[Dataset excerpt]
-*-

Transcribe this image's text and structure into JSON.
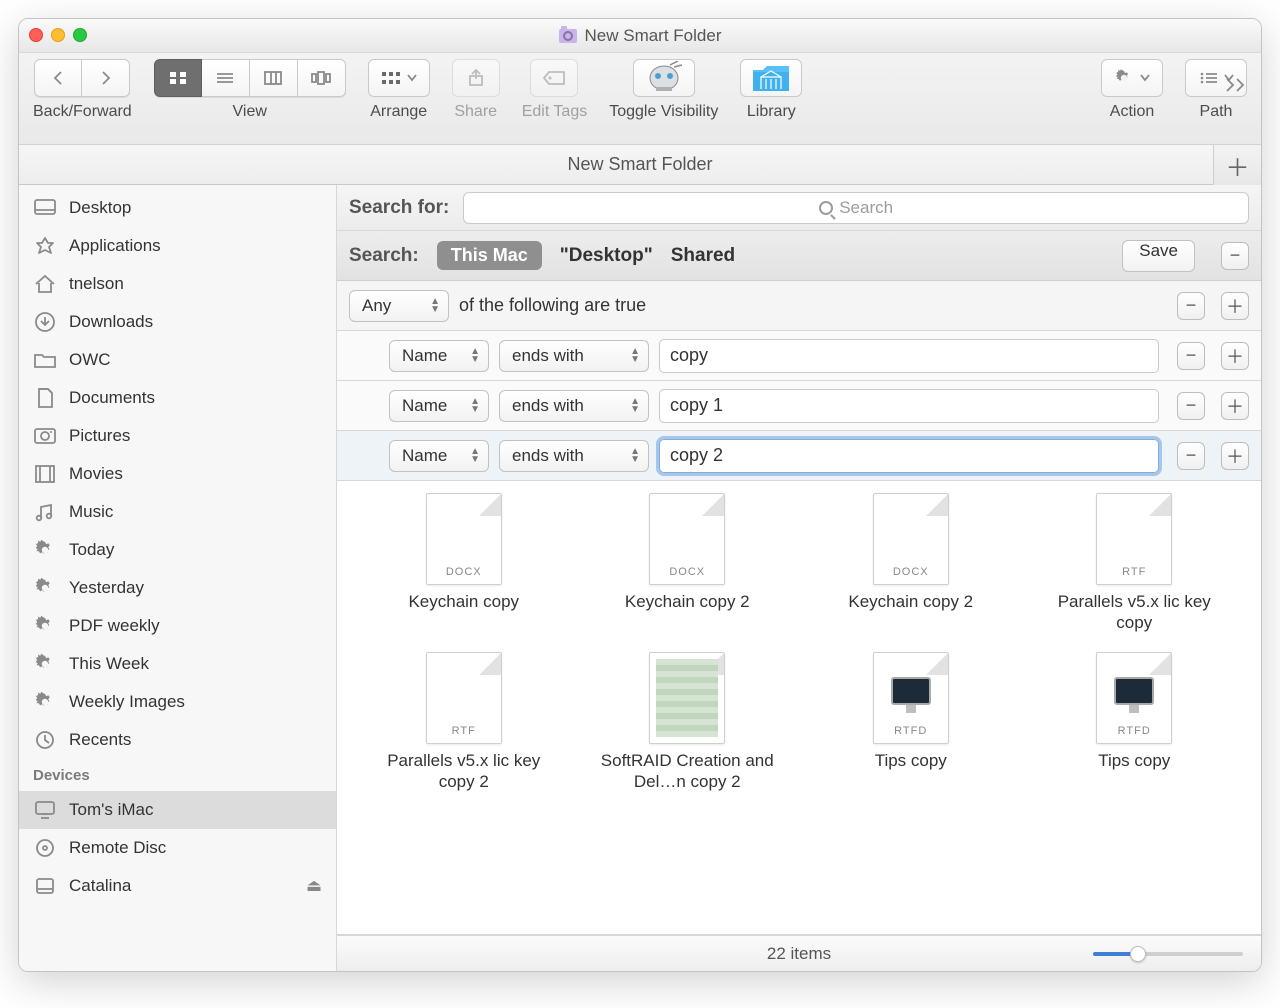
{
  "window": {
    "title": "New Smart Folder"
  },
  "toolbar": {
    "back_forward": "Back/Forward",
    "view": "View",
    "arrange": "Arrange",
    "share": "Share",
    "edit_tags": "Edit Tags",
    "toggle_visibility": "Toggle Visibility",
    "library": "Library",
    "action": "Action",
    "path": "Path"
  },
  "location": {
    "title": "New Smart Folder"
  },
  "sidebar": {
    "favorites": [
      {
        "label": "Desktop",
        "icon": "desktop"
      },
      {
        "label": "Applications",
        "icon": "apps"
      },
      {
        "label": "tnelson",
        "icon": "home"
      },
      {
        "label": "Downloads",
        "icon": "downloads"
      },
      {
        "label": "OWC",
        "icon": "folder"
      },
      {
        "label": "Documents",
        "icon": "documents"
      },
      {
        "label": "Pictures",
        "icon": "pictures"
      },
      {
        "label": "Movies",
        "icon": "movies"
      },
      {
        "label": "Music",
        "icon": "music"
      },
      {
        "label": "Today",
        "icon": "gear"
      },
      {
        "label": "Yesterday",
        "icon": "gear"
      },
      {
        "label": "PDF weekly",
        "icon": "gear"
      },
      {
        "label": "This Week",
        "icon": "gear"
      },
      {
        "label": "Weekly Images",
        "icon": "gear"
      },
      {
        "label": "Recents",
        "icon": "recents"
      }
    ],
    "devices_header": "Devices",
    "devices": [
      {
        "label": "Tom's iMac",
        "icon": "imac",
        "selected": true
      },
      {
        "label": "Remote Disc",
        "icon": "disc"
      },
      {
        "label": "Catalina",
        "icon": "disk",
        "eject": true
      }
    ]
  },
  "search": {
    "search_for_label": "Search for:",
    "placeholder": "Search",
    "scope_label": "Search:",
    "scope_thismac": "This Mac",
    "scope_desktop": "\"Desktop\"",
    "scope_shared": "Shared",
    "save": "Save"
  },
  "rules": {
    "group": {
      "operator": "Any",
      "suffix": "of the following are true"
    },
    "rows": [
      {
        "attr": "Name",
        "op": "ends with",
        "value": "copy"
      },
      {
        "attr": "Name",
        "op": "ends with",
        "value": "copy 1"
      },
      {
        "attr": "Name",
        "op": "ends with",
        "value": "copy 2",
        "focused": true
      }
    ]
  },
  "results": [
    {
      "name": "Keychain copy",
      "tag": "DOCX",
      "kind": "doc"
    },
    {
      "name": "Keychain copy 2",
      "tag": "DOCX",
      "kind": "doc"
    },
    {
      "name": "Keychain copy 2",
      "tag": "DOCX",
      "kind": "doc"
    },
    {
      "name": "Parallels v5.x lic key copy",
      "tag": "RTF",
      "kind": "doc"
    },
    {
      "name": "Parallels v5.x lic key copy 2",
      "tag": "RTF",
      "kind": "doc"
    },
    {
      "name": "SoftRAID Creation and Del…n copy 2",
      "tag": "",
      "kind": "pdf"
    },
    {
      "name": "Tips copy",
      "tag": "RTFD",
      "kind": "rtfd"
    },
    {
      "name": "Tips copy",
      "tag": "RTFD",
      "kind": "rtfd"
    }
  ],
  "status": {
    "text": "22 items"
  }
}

-*-

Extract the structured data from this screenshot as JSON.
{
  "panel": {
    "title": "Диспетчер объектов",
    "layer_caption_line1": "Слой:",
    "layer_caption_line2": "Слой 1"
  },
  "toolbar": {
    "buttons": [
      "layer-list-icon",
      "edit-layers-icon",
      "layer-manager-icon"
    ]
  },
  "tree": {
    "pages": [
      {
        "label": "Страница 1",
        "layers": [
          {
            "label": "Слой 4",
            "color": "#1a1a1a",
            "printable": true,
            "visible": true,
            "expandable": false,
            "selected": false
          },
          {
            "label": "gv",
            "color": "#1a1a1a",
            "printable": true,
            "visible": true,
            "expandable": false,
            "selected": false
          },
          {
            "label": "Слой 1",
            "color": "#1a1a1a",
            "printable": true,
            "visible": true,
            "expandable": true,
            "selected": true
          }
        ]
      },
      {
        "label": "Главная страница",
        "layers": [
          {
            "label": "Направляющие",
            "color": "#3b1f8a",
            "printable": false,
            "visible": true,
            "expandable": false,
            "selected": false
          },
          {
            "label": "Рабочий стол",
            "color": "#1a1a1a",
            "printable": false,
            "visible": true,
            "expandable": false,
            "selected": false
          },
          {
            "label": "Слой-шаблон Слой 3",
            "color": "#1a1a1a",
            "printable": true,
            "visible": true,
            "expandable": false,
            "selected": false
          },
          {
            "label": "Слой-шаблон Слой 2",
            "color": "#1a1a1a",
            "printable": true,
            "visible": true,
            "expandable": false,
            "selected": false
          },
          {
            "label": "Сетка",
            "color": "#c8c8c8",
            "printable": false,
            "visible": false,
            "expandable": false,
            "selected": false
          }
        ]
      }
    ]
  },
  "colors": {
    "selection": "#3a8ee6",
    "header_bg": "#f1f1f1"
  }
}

-*-

■ Given request
List all lines in the material containing the string "JSON".

■ Full answer
Transcribe this image's text and structure into JSON.
Extract the structured data from this screenshot as JSON.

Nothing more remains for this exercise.